- DIRECTIVE:
Repeat every entry word for word, but leave the images out of your copy.

Records from a collection
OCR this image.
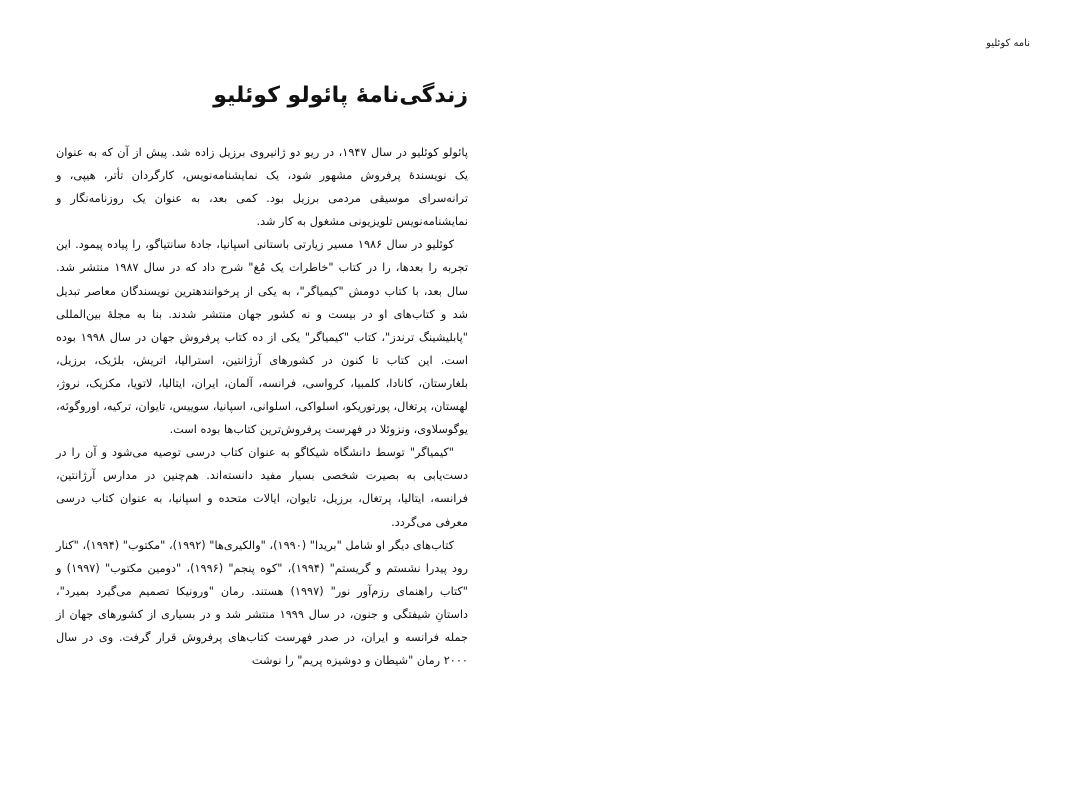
نامه کوئلیو
زندگی‌نامهٔ پائولو کوئلیو

پائولو کوئلیو در سال ۱۹۴۷، در ریو دو ژانیروی برزیل زاده شد. پیش از آن که به عنوان یک نویسندهٔ پرفروش مشهور شود، یک نمایشنامه‌نویس، کارگردان تأتر، هیپی، و ترانه‌سرای موسیقی مردمی برزیل بود. کمی بعد، به عنوان یک روزنامه‌نگار و نمایشنامه‌نویس تلویزیونی مشغول به کار شد.

کوئلیو در سال ۱۹۸۶ مسیر زیارتی باستانی اسپانیا، جادهٔ سانتیاگو، را پیاده پیمود. این تجربه را بعدها، را در کتاب "خاطرات یک مُغ" شرح داد که در سال ۱۹۸۷ منتشر شد. سال بعد، با کتاب دومش "کیمیاگر"، به یکی از پرخوانندهترین نویسندگان معاصر تبدیل شد و کتاب‌های او در بیست و نه کشور جهان منتشر شدند. بنا به مجلهٔ بین‌المللی "پابلیشینگ ترندز"، کتاب "کیمیاگر" یکی از ده کتاب پرفروش جهان در سال ۱۹۹۸ بوده است. این کتاب تا کنون در کشورهای آرژانتین، استرالیا، اتریش، بلژیک، برزیل، بلغارستان، کانادا، کلمبیا، کرواسی، فرانسه، آلمان، ایران، ایتالیا، لاتویا، مکزیک، نروژ، لهستان، پرتغال، پورتوریکو، اسلواکی، اسلوانی، اسپانیا، سوییس، تایوان، ترکیه، اوروگوئه، یوگوسلاوی، ونزوئلا در فهرست پرفروش‌ترین کتاب‌ها بوده است.

"کیمیاگر" توسط دانشگاه شیکاگو به عنوان کتاب درسی توصیه می‌شود و آن را در دست‌یابی به بصیرت شخصی بسیار مفید دانسته‌اند. هم‌چنین در مدارس آرژانتین، فرانسه، ایتالیا، پرتغال، برزیل، تایوان، ایالات متحده و اسپانیا، به عنوان کتاب درسی معرفی می‌گردد.

کتاب‌های دیگر او شامل "بریدا" (۱۹۹۰)، "والکیری‌ها" (۱۹۹۲)، "مکتوب" (۱۹۹۴)، "کنار رود پیدرا نشستم و گریستم" (۱۹۹۴)، "کوه پنجم" (۱۹۹۶)، "دومین مکتوب" (۱۹۹۷) و "کتاب راهنمای رزم‌آور نور" (۱۹۹۷) هستند. رمان "ورونیکا تصمیم می‌گیرد بمیرد"، داستانِ شیفتگی و جنون، در سال ۱۹۹۹ منتشر شد و در بسیاری از کشورهای جهان از جمله فرانسه و ایران، در صدر فهرست کتاب‌های پرفروش قرار گرفت. وی در سال ۲۰۰۰ رمان "شیطان و دوشیزه پریم" را نوشت
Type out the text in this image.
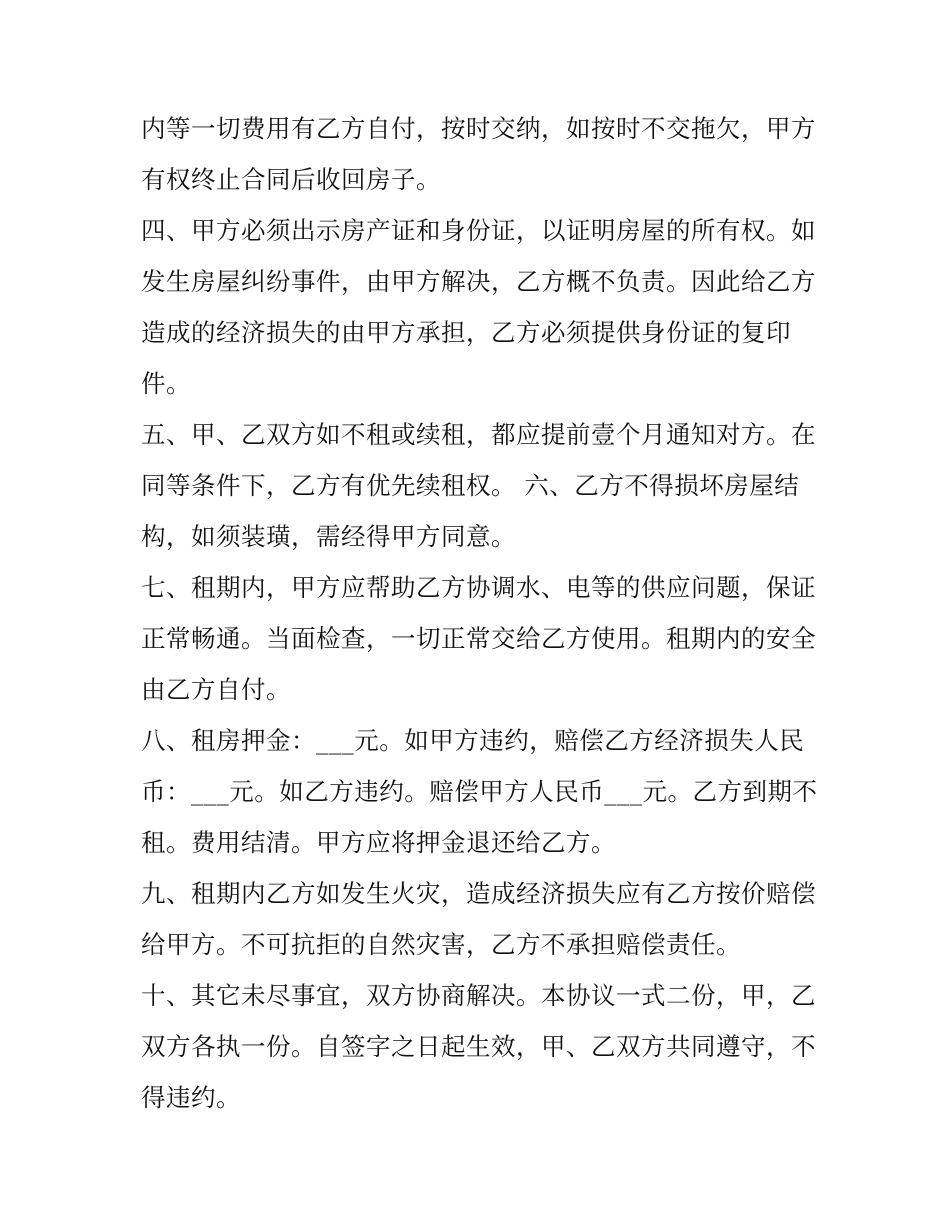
内等一切费用有乙方自付，按时交纳，如按时不交拖欠，甲方
有权终止合同后收回房子。
四、甲方必须出示房产证和身份证，以证明房屋的所有权。如
发生房屋纠纷事件，由甲方解决，乙方概不负责。因此给乙方
造成的经济损失的由甲方承担，乙方必须提供身份证的复印
件。
五、甲、乙双方如不租或续租，都应提前壹个月通知对方。在
同等条件下，乙方有优先续租权。 六、乙方不得损坏房屋结
构，如须装璜，需经得甲方同意。
七、租期内，甲方应帮助乙方协调水、电等的供应问题，保证
正常畅通。当面检查，一切正常交给乙方使用。租期内的安全
由乙方自付。
八、租房押金：___元。如甲方违约，赔偿乙方经济损失人民
币：___元。如乙方违约。赔偿甲方人民币___元。乙方到期不
租。费用结清。甲方应将押金退还给乙方。
九、租期内乙方如发生火灾，造成经济损失应有乙方按价赔偿
给甲方。不可抗拒的自然灾害，乙方不承担赔偿责任。
十、其它未尽事宜，双方协商解决。本协议一式二份，甲，乙
双方各执一份。自签字之日起生效，甲、乙双方共同遵守，不
得违约。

- OUTPUT OF THE EXERCISE:
OCR this image.
نامه کوئلیو
زندگی‌نامهٔ پائولو کوئلیو

پائولو کوئلیو در سال ۱۹۴۷، در ریو دو ژانیروی برزیل زاده شد. پیش از آن که به عنوان یک نویسندهٔ پرفروش مشهور شود، یک نمایشنامه‌نویس، کارگردان تأتر، هیپی، و ترانه‌سرای موسیقی مردمی برزیل بود. کمی بعد، به عنوان یک روزنامه‌نگار و نمایشنامه‌نویس تلویزیونی مشغول به کار شد.

کوئلیو در سال ۱۹۸۶ مسیر زیارتی باستانی اسپانیا، جادهٔ سانتیاگو، را پیاده پیمود. این تجربه را بعدها، را در کتاب "خاطرات یک مُغ" شرح داد که در سال ۱۹۸۷ منتشر شد. سال بعد، با کتاب دومش "کیمیاگر"، به یکی از پرخوانندهترین نویسندگان معاصر تبدیل شد و کتاب‌های او در بیست و نه کشور جهان منتشر شدند. بنا به مجلهٔ بین‌المللی "پابلیشینگ ترندز"، کتاب "کیمیاگر" یکی از ده کتاب پرفروش جهان در سال ۱۹۹۸ بوده است. این کتاب تا کنون در کشورهای آرژانتین، استرالیا، اتریش، بلژیک، برزیل، بلغارستان، کانادا، کلمبیا، کرواسی، فرانسه، آلمان، ایران، ایتالیا، لاتویا، مکزیک، نروژ، لهستان، پرتغال، پورتوریکو، اسلواکی، اسلوانی، اسپانیا، سوییس، تایوان، ترکیه، اوروگوئه، یوگوسلاوی، ونزوئلا در فهرست پرفروش‌ترین کتاب‌ها بوده است.

"کیمیاگر" توسط دانشگاه شیکاگو به عنوان کتاب درسی توصیه می‌شود و آن را در دست‌یابی به بصیرت شخصی بسیار مفید دانسته‌اند. هم‌چنین در مدارس آرژانتین، فرانسه، ایتالیا، پرتغال، برزیل، تایوان، ایالات متحده و اسپانیا، به عنوان کتاب درسی معرفی می‌گردد.

کتاب‌های دیگر او شامل "بریدا" (۱۹۹۰)، "والکیری‌ها" (۱۹۹۲)، "مکتوب" (۱۹۹۴)، "کنار رود پیدرا نشستم و گریستم" (۱۹۹۴)، "کوه پنجم" (۱۹۹۶)، "دومین مکتوب" (۱۹۹۷) و "کتاب راهنمای رزم‌آور نور" (۱۹۹۷) هستند. رمان "ورونیکا تصمیم می‌گیرد بمیرد"، داستانِ شیفتگی و جنون، در سال ۱۹۹۹ منتشر شد و در بسیاری از کشورهای جهان از جمله فرانسه و ایران، در صدر فهرست کتاب‌های پرفروش قرار گرفت. وی در سال ۲۰۰۰ رمان "شیطان و دوشیزه پریم" را نوشت
Type out the text in this image.
内等一切费用有乙方自付，按时交纳，如按时不交拖欠，甲方
有权终止合同后收回房子。
四、甲方必须出示房产证和身份证，以证明房屋的所有权。如
发生房屋纠纷事件，由甲方解决，乙方概不负责。因此给乙方
造成的经济损失的由甲方承担，乙方必须提供身份证的复印
件。
五、甲、乙双方如不租或续租，都应提前壹个月通知对方。在
同等条件下，乙方有优先续租权。 六、乙方不得损坏房屋结
构，如须装璜，需经得甲方同意。
七、租期内，甲方应帮助乙方协调水、电等的供应问题，保证
正常畅通。当面检查，一切正常交给乙方使用。租期内的安全
由乙方自付。
八、租房押金：___元。如甲方违约，赔偿乙方经济损失人民
币：___元。如乙方违约。赔偿甲方人民币___元。乙方到期不
租。费用结清。甲方应将押金退还给乙方。
九、租期内乙方如发生火灾，造成经济损失应有乙方按价赔偿
给甲方。不可抗拒的自然灾害，乙方不承担赔偿责任。
十、其它未尽事宜，双方协商解决。本协议一式二份，甲，乙
双方各执一份。自签字之日起生效，甲、乙双方共同遵守，不
得违约。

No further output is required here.